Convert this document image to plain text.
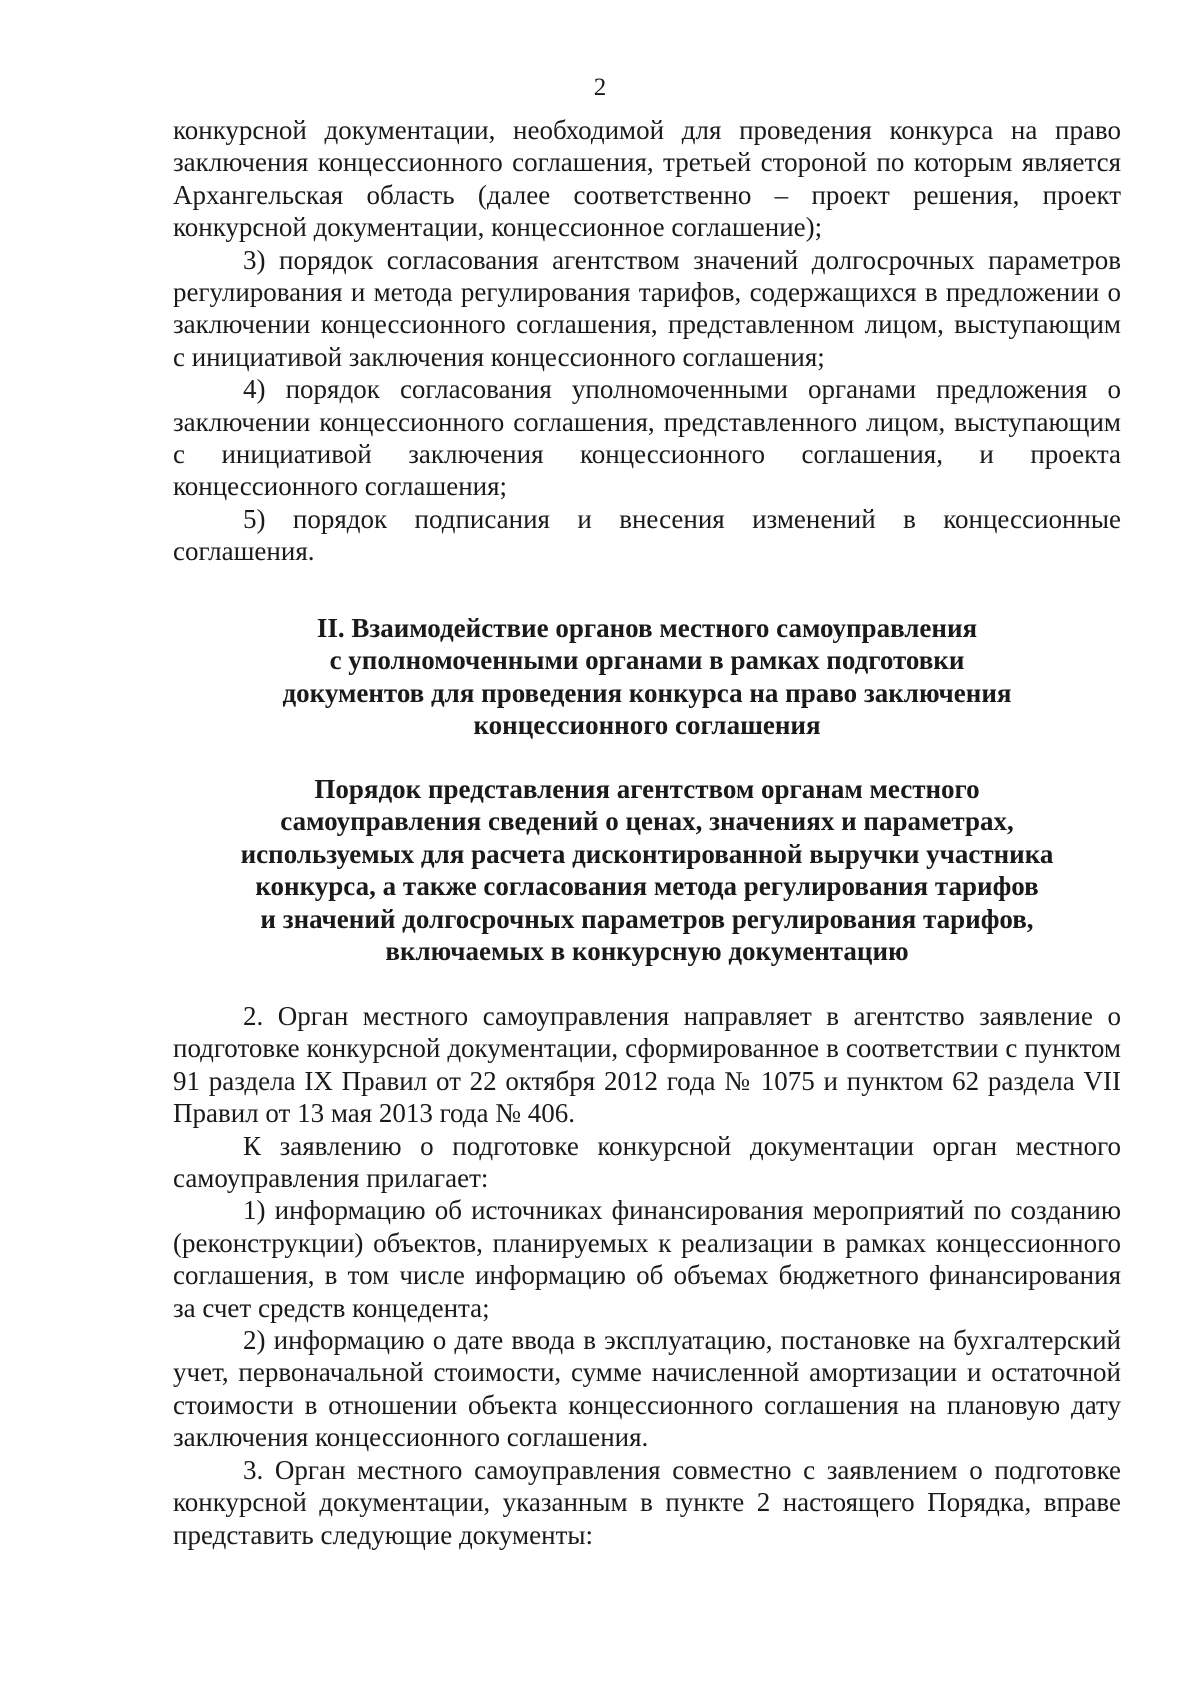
2

конкурсной документации, необходимой для проведения конкурса на право заключения концессионного соглашения, третьей стороной по которым является Архангельская область (далее соответственно – проект решения, проект конкурсной документации, концессионное соглашение);

3) порядок согласования агентством значений долгосрочных параметров регулирования и метода регулирования тарифов, содержащихся в предложении о заключении концессионного соглашения, представленном лицом, выступающим с инициативой заключения концессионного соглашения;

4) порядок согласования уполномоченными органами предложения о заключении концессионного соглашения, представленного лицом, выступающим с инициативой заключения концессионного соглашения, и проекта концессионного соглашения;

5) порядок подписания и внесения изменений в концессионные соглашения.

II. Взаимодействие органов местного самоуправления
с уполномоченными органами в рамках подготовки
документов для проведения конкурса на право заключения
концессионного соглашения
Порядок представления агентством органам местного
самоуправления сведений о ценах, значениях и параметрах,
используемых для расчета дисконтированной выручки участника
конкурса, а также согласования метода регулирования тарифов
и значений долгосрочных параметров регулирования тарифов,
включаемых в конкурсную документацию

2. Орган местного самоуправления направляет в агентство заявление о подготовке конкурсной документации, сформированное в соответствии с пунктом 91 раздела IX Правил от 22 октября 2012 года № 1075 и пунктом 62 раздела VII Правил от 13 мая 2013 года № 406.

К заявлению о подготовке конкурсной документации орган местного самоуправления прилагает:

1) информацию об источниках финансирования мероприятий по созданию (реконструкции) объектов, планируемых к реализации в рамках концессионного соглашения, в том числе информацию об объемах бюджетного финансирования за счет средств концедента;

2) информацию о дате ввода в эксплуатацию, постановке на бухгалтерский учет, первоначальной стоимости, сумме начисленной амортизации и остаточной стоимости в отношении объекта концессионного соглашения на плановую дату заключения концессионного соглашения.

3. Орган местного самоуправления совместно с заявлением о подготовке конкурсной документации, указанным в пункте 2 настоящего Порядка, вправе представить следующие документы:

########################################

Do this: Without including any picture, repeat the data exactly.

The solution:
Convert this document image to plain text.
2

конкурсной документации, необходимой для проведения конкурса на право заключения концессионного соглашения, третьей стороной по которым является Архангельская область (далее соответственно – проект решения, проект конкурсной документации, концессионное соглашение);

3) порядок согласования агентством значений долгосрочных параметров регулирования и метода регулирования тарифов, содержащихся в предложении о заключении концессионного соглашения, представленном лицом, выступающим с инициативой заключения концессионного соглашения;

4) порядок согласования уполномоченными органами предложения о заключении концессионного соглашения, представленного лицом, выступающим с инициативой заключения концессионного соглашения, и проекта концессионного соглашения;

5) порядок подписания и внесения изменений в концессионные соглашения.

II. Взаимодействие органов местного самоуправления
с уполномоченными органами в рамках подготовки
документов для проведения конкурса на право заключения
концессионного соглашения
Порядок представления агентством органам местного
самоуправления сведений о ценах, значениях и параметрах,
используемых для расчета дисконтированной выручки участника
конкурса, а также согласования метода регулирования тарифов
и значений долгосрочных параметров регулирования тарифов,
включаемых в конкурсную документацию

2. Орган местного самоуправления направляет в агентство заявление о подготовке конкурсной документации, сформированное в соответствии с пунктом 91 раздела IX Правил от 22 октября 2012 года № 1075 и пунктом 62 раздела VII Правил от 13 мая 2013 года № 406.

К заявлению о подготовке конкурсной документации орган местного самоуправления прилагает:

1) информацию об источниках финансирования мероприятий по созданию (реконструкции) объектов, планируемых к реализации в рамках концессионного соглашения, в том числе информацию об объемах бюджетного финансирования за счет средств концедента;

2) информацию о дате ввода в эксплуатацию, постановке на бухгалтерский учет, первоначальной стоимости, сумме начисленной амортизации и остаточной стоимости в отношении объекта концессионного соглашения на плановую дату заключения концессионного соглашения.

3. Орган местного самоуправления совместно с заявлением о подготовке конкурсной документации, указанным в пункте 2 настоящего Порядка, вправе представить следующие документы:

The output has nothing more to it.